-- Begin Data excerpts --

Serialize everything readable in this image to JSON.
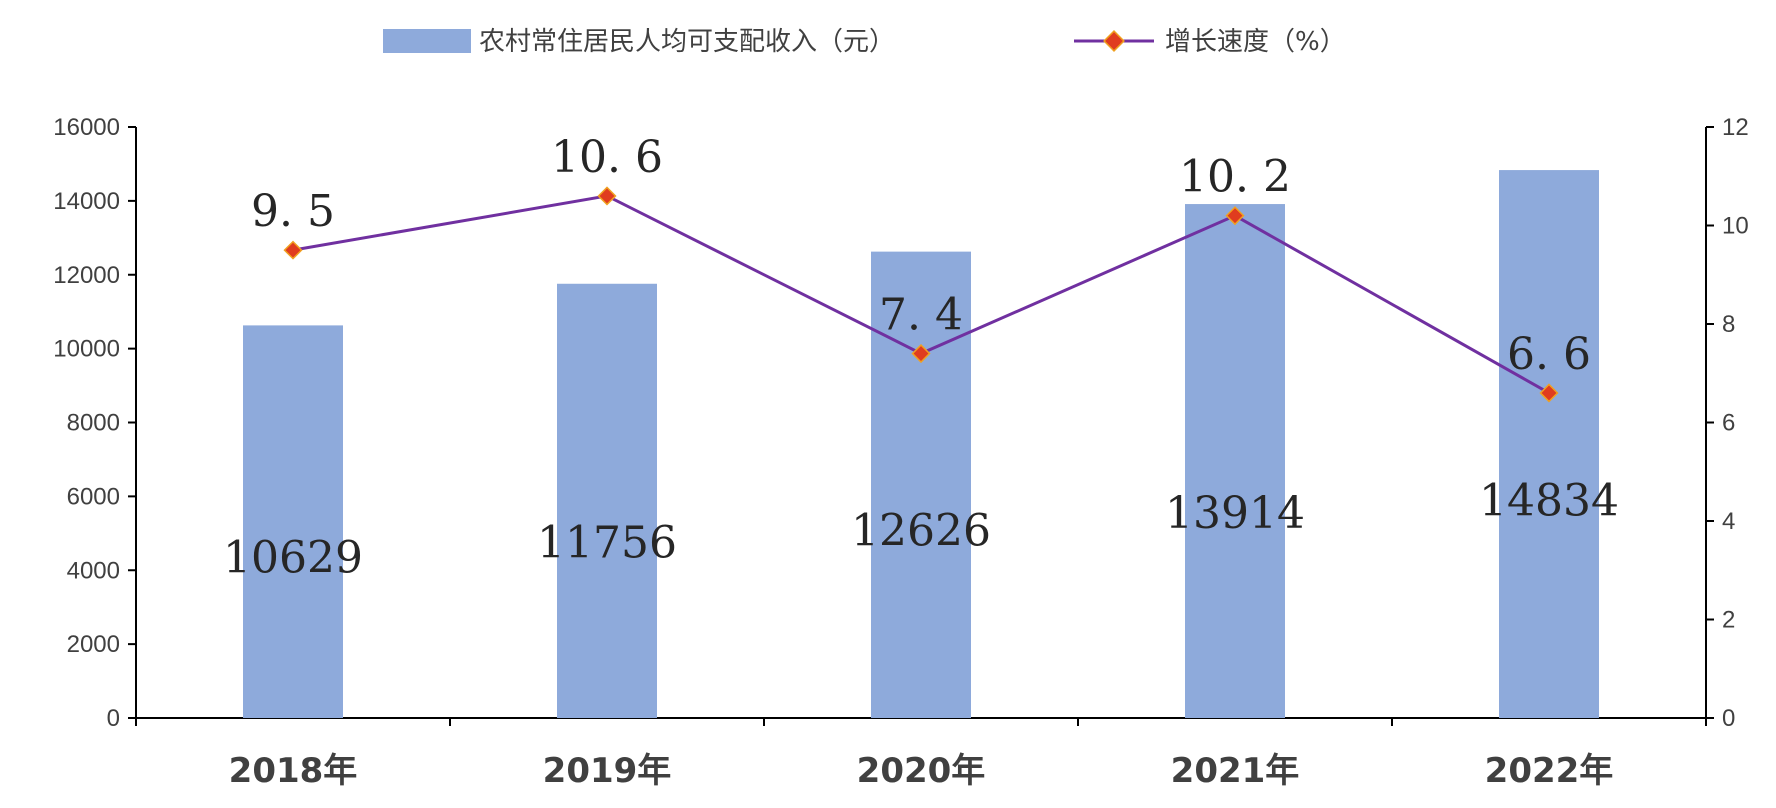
{
  "chart_data": {
    "type": "bar",
    "categories": [
      "2018年",
      "2019年",
      "2020年",
      "2021年",
      "2022年"
    ],
    "series": [
      {
        "name": "农村常住居民人均可支配收入（元）",
        "type": "bar",
        "axis": "left",
        "values": [
          10629,
          11756,
          12626,
          13914,
          14834
        ],
        "color": "#8eaadb"
      },
      {
        "name": "增长速度（%）",
        "type": "line",
        "axis": "right",
        "values": [
          9.5,
          10.6,
          7.4,
          10.2,
          6.6
        ],
        "color": "#7030a0",
        "marker_color": "#e03c1f"
      }
    ],
    "ylim_left": [
      0,
      16000
    ],
    "yticks_left": [
      "0",
      "2000",
      "4000",
      "6000",
      "8000",
      "10000",
      "12000",
      "14000",
      "16000"
    ],
    "ylim_right": [
      0,
      12
    ],
    "yticks_right": [
      "0",
      "2",
      "4",
      "6",
      "8",
      "10",
      "12"
    ],
    "bar_labels": [
      "10629",
      "11756",
      "12626",
      "13914",
      "14834"
    ],
    "line_labels": [
      "9. 5",
      "10. 6",
      "7. 4",
      "10. 2",
      "6. 6"
    ],
    "grid": false,
    "legend_position": "top-center"
  }
}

-- End Data excerpts --

▶ **Exercise**: Repeat the listing above exactly, with no pictures.

▶ **Task answer**:
Serialize everything readable in this image to JSON.
{
  "chart_data": {
    "type": "bar",
    "categories": [
      "2018年",
      "2019年",
      "2020年",
      "2021年",
      "2022年"
    ],
    "series": [
      {
        "name": "农村常住居民人均可支配收入（元）",
        "type": "bar",
        "axis": "left",
        "values": [
          10629,
          11756,
          12626,
          13914,
          14834
        ],
        "color": "#8eaadb"
      },
      {
        "name": "增长速度（%）",
        "type": "line",
        "axis": "right",
        "values": [
          9.5,
          10.6,
          7.4,
          10.2,
          6.6
        ],
        "color": "#7030a0",
        "marker_color": "#e03c1f"
      }
    ],
    "ylim_left": [
      0,
      16000
    ],
    "yticks_left": [
      "0",
      "2000",
      "4000",
      "6000",
      "8000",
      "10000",
      "12000",
      "14000",
      "16000"
    ],
    "ylim_right": [
      0,
      12
    ],
    "yticks_right": [
      "0",
      "2",
      "4",
      "6",
      "8",
      "10",
      "12"
    ],
    "bar_labels": [
      "10629",
      "11756",
      "12626",
      "13914",
      "14834"
    ],
    "line_labels": [
      "9. 5",
      "10. 6",
      "7. 4",
      "10. 2",
      "6. 6"
    ],
    "grid": false,
    "legend_position": "top-center"
  }
}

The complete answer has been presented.